### Task prompt
Output the full listing below exactly, without the pictures.

### Data provided
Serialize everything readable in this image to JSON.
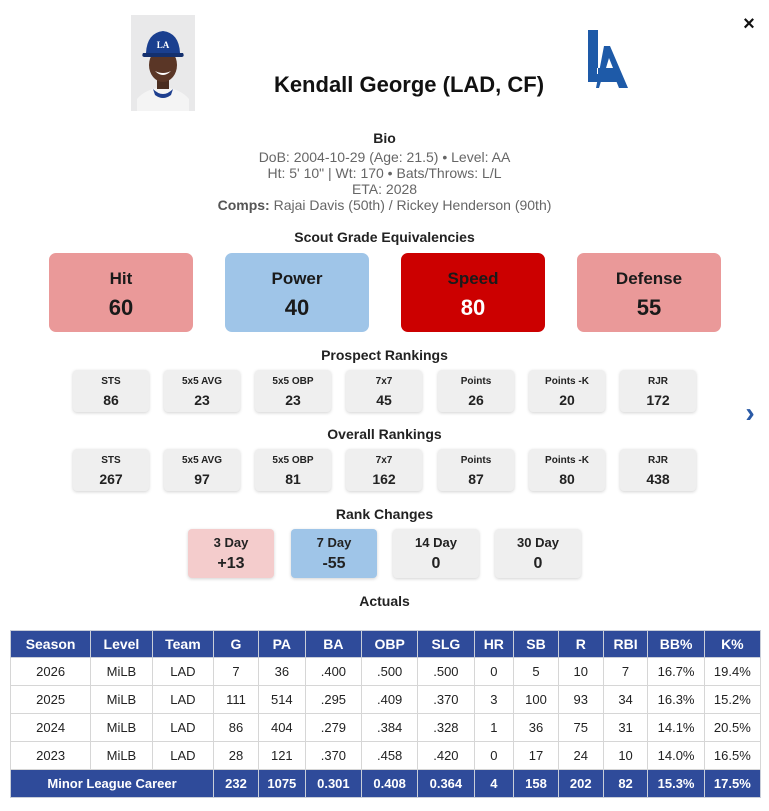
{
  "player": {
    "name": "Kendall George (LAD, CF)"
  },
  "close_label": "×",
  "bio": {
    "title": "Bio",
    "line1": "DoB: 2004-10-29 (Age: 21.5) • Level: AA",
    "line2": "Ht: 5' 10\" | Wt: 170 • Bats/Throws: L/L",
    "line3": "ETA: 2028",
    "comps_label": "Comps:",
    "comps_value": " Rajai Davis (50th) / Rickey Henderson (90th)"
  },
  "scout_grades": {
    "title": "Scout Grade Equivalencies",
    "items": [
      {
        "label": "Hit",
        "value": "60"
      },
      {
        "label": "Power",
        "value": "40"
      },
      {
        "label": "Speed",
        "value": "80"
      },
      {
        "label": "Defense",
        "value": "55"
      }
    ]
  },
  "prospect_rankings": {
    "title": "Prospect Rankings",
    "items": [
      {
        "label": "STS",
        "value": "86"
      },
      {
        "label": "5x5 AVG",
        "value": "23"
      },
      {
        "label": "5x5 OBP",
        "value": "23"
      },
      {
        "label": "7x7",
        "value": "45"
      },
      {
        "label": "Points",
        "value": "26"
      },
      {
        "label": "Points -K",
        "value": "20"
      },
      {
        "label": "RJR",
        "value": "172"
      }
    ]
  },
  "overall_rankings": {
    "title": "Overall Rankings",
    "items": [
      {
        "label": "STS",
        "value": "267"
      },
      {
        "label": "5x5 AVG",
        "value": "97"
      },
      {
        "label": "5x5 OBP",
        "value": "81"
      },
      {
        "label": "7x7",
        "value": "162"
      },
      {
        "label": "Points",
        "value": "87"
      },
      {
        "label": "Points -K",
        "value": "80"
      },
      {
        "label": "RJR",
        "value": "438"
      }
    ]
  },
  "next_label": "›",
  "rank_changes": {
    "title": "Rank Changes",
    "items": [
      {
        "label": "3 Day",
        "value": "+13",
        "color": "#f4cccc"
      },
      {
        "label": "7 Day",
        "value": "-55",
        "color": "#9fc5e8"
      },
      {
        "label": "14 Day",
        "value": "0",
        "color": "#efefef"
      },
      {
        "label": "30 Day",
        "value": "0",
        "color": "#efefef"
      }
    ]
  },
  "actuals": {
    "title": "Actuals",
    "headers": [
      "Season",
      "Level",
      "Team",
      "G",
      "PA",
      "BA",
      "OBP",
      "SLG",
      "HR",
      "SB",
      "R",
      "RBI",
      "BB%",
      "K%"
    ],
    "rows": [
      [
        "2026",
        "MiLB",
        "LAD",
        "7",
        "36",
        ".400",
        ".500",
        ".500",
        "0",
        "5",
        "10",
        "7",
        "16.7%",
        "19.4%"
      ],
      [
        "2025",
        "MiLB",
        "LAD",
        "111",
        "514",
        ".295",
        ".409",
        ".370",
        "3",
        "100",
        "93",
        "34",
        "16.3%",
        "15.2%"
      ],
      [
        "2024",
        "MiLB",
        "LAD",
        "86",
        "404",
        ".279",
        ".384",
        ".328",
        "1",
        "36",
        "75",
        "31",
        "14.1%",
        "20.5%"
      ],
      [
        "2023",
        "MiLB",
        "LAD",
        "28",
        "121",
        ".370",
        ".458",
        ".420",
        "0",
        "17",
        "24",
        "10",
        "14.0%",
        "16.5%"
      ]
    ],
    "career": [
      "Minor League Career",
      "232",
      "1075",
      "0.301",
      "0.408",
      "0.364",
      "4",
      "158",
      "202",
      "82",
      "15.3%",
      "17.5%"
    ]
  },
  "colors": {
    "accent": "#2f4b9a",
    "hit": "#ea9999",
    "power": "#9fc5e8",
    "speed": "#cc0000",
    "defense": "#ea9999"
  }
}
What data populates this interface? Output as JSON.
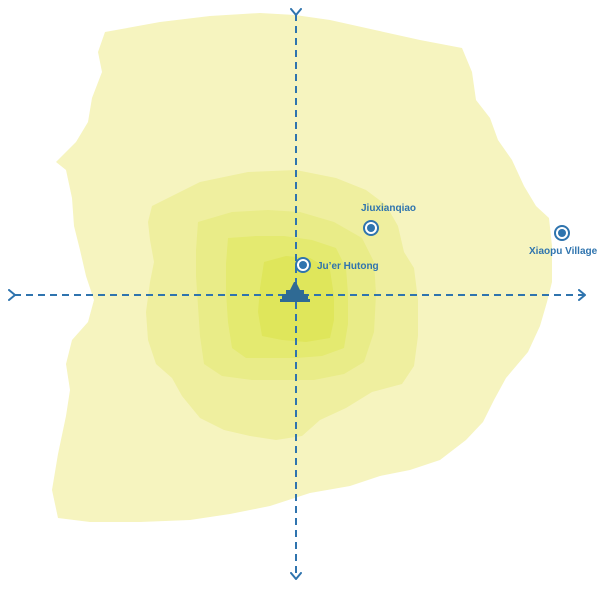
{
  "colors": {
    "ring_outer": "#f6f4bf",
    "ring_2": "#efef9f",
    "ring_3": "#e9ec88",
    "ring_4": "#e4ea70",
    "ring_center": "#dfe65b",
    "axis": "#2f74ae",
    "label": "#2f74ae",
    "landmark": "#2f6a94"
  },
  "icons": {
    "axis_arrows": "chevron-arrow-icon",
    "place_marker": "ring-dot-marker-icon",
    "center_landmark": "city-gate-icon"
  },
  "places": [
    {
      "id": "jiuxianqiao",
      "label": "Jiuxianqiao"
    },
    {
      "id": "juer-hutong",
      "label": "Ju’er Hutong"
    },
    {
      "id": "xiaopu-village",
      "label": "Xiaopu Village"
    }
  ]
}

### The result
Serialize everything readable in this image to JSON.
{
  "player": {
    "name": "Kendall George (LAD, CF)"
  },
  "close_label": "×",
  "bio": {
    "title": "Bio",
    "line1": "DoB: 2004-10-29 (Age: 21.5) • Level: AA",
    "line2": "Ht: 5' 10\" | Wt: 170 • Bats/Throws: L/L",
    "line3": "ETA: 2028",
    "comps_label": "Comps:",
    "comps_value": " Rajai Davis (50th) / Rickey Henderson (90th)"
  },
  "scout_grades": {
    "title": "Scout Grade Equivalencies",
    "items": [
      {
        "label": "Hit",
        "value": "60"
      },
      {
        "label": "Power",
        "value": "40"
      },
      {
        "label": "Speed",
        "value": "80"
      },
      {
        "label": "Defense",
        "value": "55"
      }
    ]
  },
  "prospect_rankings": {
    "title": "Prospect Rankings",
    "items": [
      {
        "label": "STS",
        "value": "86"
      },
      {
        "label": "5x5 AVG",
        "value": "23"
      },
      {
        "label": "5x5 OBP",
        "value": "23"
      },
      {
        "label": "7x7",
        "value": "45"
      },
      {
        "label": "Points",
        "value": "26"
      },
      {
        "label": "Points -K",
        "value": "20"
      },
      {
        "label": "RJR",
        "value": "172"
      }
    ]
  },
  "overall_rankings": {
    "title": "Overall Rankings",
    "items": [
      {
        "label": "STS",
        "value": "267"
      },
      {
        "label": "5x5 AVG",
        "value": "97"
      },
      {
        "label": "5x5 OBP",
        "value": "81"
      },
      {
        "label": "7x7",
        "value": "162"
      },
      {
        "label": "Points",
        "value": "87"
      },
      {
        "label": "Points -K",
        "value": "80"
      },
      {
        "label": "RJR",
        "value": "438"
      }
    ]
  },
  "next_label": "›",
  "rank_changes": {
    "title": "Rank Changes",
    "items": [
      {
        "label": "3 Day",
        "value": "+13",
        "color": "#f4cccc"
      },
      {
        "label": "7 Day",
        "value": "-55",
        "color": "#9fc5e8"
      },
      {
        "label": "14 Day",
        "value": "0",
        "color": "#efefef"
      },
      {
        "label": "30 Day",
        "value": "0",
        "color": "#efefef"
      }
    ]
  },
  "actuals": {
    "title": "Actuals",
    "headers": [
      "Season",
      "Level",
      "Team",
      "G",
      "PA",
      "BA",
      "OBP",
      "SLG",
      "HR",
      "SB",
      "R",
      "RBI",
      "BB%",
      "K%"
    ],
    "rows": [
      [
        "2026",
        "MiLB",
        "LAD",
        "7",
        "36",
        ".400",
        ".500",
        ".500",
        "0",
        "5",
        "10",
        "7",
        "16.7%",
        "19.4%"
      ],
      [
        "2025",
        "MiLB",
        "LAD",
        "111",
        "514",
        ".295",
        ".409",
        ".370",
        "3",
        "100",
        "93",
        "34",
        "16.3%",
        "15.2%"
      ],
      [
        "2024",
        "MiLB",
        "LAD",
        "86",
        "404",
        ".279",
        ".384",
        ".328",
        "1",
        "36",
        "75",
        "31",
        "14.1%",
        "20.5%"
      ],
      [
        "2023",
        "MiLB",
        "LAD",
        "28",
        "121",
        ".370",
        ".458",
        ".420",
        "0",
        "17",
        "24",
        "10",
        "14.0%",
        "16.5%"
      ]
    ],
    "career": [
      "Minor League Career",
      "232",
      "1075",
      "0.301",
      "0.408",
      "0.364",
      "4",
      "158",
      "202",
      "82",
      "15.3%",
      "17.5%"
    ]
  },
  "colors": {
    "accent": "#2f4b9a",
    "hit": "#ea9999",
    "power": "#9fc5e8",
    "speed": "#cc0000",
    "defense": "#ea9999"
  }
}
What data populates this interface? Output as JSON.
{
  "colors": {
    "ring_outer": "#f6f4bf",
    "ring_2": "#efef9f",
    "ring_3": "#e9ec88",
    "ring_4": "#e4ea70",
    "ring_center": "#dfe65b",
    "axis": "#2f74ae",
    "label": "#2f74ae",
    "landmark": "#2f6a94"
  },
  "icons": {
    "axis_arrows": "chevron-arrow-icon",
    "place_marker": "ring-dot-marker-icon",
    "center_landmark": "city-gate-icon"
  },
  "places": [
    {
      "id": "jiuxianqiao",
      "label": "Jiuxianqiao"
    },
    {
      "id": "juer-hutong",
      "label": "Ju’er Hutong"
    },
    {
      "id": "xiaopu-village",
      "label": "Xiaopu Village"
    }
  ]
}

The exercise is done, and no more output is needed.